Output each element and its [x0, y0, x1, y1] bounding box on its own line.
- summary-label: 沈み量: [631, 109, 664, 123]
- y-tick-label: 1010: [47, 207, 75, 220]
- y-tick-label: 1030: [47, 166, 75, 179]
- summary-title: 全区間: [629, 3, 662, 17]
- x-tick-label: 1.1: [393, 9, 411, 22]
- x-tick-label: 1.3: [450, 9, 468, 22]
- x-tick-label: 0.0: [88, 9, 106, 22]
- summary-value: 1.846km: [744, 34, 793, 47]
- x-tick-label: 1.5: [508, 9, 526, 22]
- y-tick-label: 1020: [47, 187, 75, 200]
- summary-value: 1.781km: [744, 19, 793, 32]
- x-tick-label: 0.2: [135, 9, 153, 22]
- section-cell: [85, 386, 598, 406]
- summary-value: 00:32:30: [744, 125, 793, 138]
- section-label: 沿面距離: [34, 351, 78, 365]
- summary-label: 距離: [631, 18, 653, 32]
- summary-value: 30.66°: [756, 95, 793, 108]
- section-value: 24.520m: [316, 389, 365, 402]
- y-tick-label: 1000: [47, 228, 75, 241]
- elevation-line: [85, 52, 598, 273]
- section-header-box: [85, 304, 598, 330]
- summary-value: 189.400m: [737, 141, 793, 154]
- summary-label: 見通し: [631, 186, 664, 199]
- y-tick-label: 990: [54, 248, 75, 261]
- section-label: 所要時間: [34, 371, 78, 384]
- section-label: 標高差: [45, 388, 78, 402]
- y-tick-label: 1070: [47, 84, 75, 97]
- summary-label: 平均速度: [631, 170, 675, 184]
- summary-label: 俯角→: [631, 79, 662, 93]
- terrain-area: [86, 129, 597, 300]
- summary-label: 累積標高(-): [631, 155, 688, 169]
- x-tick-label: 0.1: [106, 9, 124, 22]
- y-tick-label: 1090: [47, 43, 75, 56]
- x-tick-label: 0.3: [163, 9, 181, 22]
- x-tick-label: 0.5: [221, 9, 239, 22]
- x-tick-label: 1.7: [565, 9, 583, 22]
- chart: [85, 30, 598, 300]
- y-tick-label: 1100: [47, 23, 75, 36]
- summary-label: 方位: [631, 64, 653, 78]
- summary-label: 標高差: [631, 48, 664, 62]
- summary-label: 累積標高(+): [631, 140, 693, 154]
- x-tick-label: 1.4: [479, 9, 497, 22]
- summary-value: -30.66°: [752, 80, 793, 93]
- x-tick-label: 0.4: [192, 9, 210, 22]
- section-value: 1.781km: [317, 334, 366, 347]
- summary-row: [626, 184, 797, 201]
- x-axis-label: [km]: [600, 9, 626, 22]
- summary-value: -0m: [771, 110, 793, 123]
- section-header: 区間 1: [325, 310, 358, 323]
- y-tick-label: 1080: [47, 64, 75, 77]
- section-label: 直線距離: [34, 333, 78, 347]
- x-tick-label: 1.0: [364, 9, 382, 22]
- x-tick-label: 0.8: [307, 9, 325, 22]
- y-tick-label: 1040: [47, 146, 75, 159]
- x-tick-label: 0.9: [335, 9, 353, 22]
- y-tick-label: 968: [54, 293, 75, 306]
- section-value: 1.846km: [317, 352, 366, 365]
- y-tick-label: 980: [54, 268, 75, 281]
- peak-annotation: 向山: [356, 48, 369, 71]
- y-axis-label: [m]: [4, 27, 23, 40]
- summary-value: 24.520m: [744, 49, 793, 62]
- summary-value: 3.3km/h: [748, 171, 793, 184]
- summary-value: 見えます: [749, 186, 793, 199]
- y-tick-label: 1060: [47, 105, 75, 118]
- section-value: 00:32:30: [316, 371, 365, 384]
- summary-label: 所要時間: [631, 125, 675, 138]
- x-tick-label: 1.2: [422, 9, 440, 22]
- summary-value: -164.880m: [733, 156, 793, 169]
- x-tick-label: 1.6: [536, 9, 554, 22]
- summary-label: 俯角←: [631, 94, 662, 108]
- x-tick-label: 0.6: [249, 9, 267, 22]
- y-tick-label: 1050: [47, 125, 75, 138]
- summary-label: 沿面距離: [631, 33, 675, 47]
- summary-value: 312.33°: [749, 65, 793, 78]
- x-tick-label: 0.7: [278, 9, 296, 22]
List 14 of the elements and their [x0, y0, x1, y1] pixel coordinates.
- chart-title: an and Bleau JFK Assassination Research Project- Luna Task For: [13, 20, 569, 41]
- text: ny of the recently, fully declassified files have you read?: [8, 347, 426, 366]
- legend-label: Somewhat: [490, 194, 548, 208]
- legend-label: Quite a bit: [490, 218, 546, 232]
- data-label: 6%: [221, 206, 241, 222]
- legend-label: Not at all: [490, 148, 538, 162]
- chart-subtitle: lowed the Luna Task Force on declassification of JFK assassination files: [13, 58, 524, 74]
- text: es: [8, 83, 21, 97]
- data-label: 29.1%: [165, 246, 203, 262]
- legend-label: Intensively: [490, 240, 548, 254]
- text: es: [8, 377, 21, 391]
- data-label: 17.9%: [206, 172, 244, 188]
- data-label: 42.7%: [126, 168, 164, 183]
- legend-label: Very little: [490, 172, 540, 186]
+ + + + + + +
YOUR INSTRUCTIONS: Reproduce the listing above in full, line by line, with every character unchanged.

THE REPLY:
Output each element and its [x0, y0, x1, y1] bounding box on its own line.
- summary-label: 沈み量: [631, 109, 664, 123]
- y-tick-label: 1010: [47, 207, 75, 220]
- y-tick-label: 1030: [47, 166, 75, 179]
- summary-title: 全区間: [629, 3, 662, 17]
- x-tick-label: 1.1: [393, 9, 411, 22]
- x-tick-label: 1.3: [450, 9, 468, 22]
- x-tick-label: 0.0: [88, 9, 106, 22]
- summary-value: 1.846km: [744, 34, 793, 47]
- x-tick-label: 1.5: [508, 9, 526, 22]
- y-tick-label: 1020: [47, 187, 75, 200]
- summary-value: 1.781km: [744, 19, 793, 32]
- x-tick-label: 0.2: [135, 9, 153, 22]
- section-cell: [85, 386, 598, 406]
- summary-value: 00:32:30: [744, 125, 793, 138]
- section-label: 沿面距離: [34, 351, 78, 365]
- summary-label: 距離: [631, 18, 653, 32]
- summary-value: 30.66°: [756, 95, 793, 108]
- section-value: 24.520m: [316, 389, 365, 402]
- y-tick-label: 1000: [47, 228, 75, 241]
- elevation-line: [85, 52, 598, 273]
- section-header-box: [85, 304, 598, 330]
- summary-value: 189.400m: [737, 141, 793, 154]
- summary-label: 見通し: [631, 186, 664, 199]
- y-tick-label: 990: [54, 248, 75, 261]
- section-label: 所要時間: [34, 371, 78, 384]
- section-label: 標高差: [45, 388, 78, 402]
- y-tick-label: 1070: [47, 84, 75, 97]
- summary-label: 平均速度: [631, 170, 675, 184]
- summary-label: 俯角→: [631, 79, 662, 93]
- terrain-area: [86, 129, 597, 300]
- summary-label: 累積標高(-): [631, 155, 688, 169]
- x-tick-label: 0.1: [106, 9, 124, 22]
- y-tick-label: 1090: [47, 43, 75, 56]
- x-tick-label: 0.3: [163, 9, 181, 22]
- x-tick-label: 0.5: [221, 9, 239, 22]
- x-tick-label: 1.7: [565, 9, 583, 22]
- chart: [85, 30, 598, 300]
- y-tick-label: 1100: [47, 23, 75, 36]
- summary-label: 方位: [631, 64, 653, 78]
- summary-label: 標高差: [631, 48, 664, 62]
- summary-label: 累積標高(+): [631, 140, 693, 154]
- x-tick-label: 1.4: [479, 9, 497, 22]
- summary-value: -30.66°: [752, 80, 793, 93]
- x-tick-label: 0.4: [192, 9, 210, 22]
- section-value: 1.781km: [317, 334, 366, 347]
- summary-row: [626, 184, 797, 201]
- x-axis-label: [km]: [600, 9, 626, 22]
- summary-value: -0m: [771, 110, 793, 123]
- section-header: 区間 1: [325, 310, 358, 323]
- y-tick-label: 1080: [47, 64, 75, 77]
- section-label: 直線距離: [34, 333, 78, 347]
- x-tick-label: 1.0: [364, 9, 382, 22]
- x-tick-label: 0.8: [307, 9, 325, 22]
- y-tick-label: 1040: [47, 146, 75, 159]
- x-tick-label: 0.9: [335, 9, 353, 22]
- y-tick-label: 968: [54, 293, 75, 306]
- section-value: 1.846km: [317, 352, 366, 365]
- y-tick-label: 980: [54, 268, 75, 281]
- peak-annotation: 向山: [356, 48, 369, 71]
- y-axis-label: [m]: [4, 27, 23, 40]
- summary-value: 24.520m: [744, 49, 793, 62]
- summary-value: 3.3km/h: [748, 171, 793, 184]
- summary-value: 見えます: [749, 186, 793, 199]
- y-tick-label: 1060: [47, 105, 75, 118]
- section-value: 00:32:30: [316, 371, 365, 384]
- summary-label: 所要時間: [631, 125, 675, 138]
- x-tick-label: 1.2: [422, 9, 440, 22]
- summary-value: -164.880m: [733, 156, 793, 169]
- x-tick-label: 1.6: [536, 9, 554, 22]
- summary-label: 俯角←: [631, 94, 662, 108]
- x-tick-label: 0.6: [249, 9, 267, 22]
- y-tick-label: 1050: [47, 125, 75, 138]
- summary-label: 沿面距離: [631, 33, 675, 47]
- summary-value: 312.33°: [749, 65, 793, 78]
- x-tick-label: 0.7: [278, 9, 296, 22]
List 14 of the elements and their [x0, y0, x1, y1] pixel coordinates.
- chart-title: an and Bleau JFK Assassination Research Project- Luna Task For: [13, 20, 569, 41]
- text: ny of the recently, fully declassified files have you read?: [8, 347, 426, 366]
- legend-label: Somewhat: [490, 194, 548, 208]
- legend-label: Quite a bit: [490, 218, 546, 232]
- data-label: 6%: [221, 206, 241, 222]
- legend-label: Not at all: [490, 148, 538, 162]
- chart-subtitle: lowed the Luna Task Force on declassification of JFK assassination files: [13, 58, 524, 74]
- text: es: [8, 83, 21, 97]
- data-label: 29.1%: [165, 246, 203, 262]
- legend-label: Intensively: [490, 240, 548, 254]
- text: es: [8, 377, 21, 391]
- data-label: 17.9%: [206, 172, 244, 188]
- data-label: 42.7%: [126, 168, 164, 183]
- legend-label: Very little: [490, 172, 540, 186]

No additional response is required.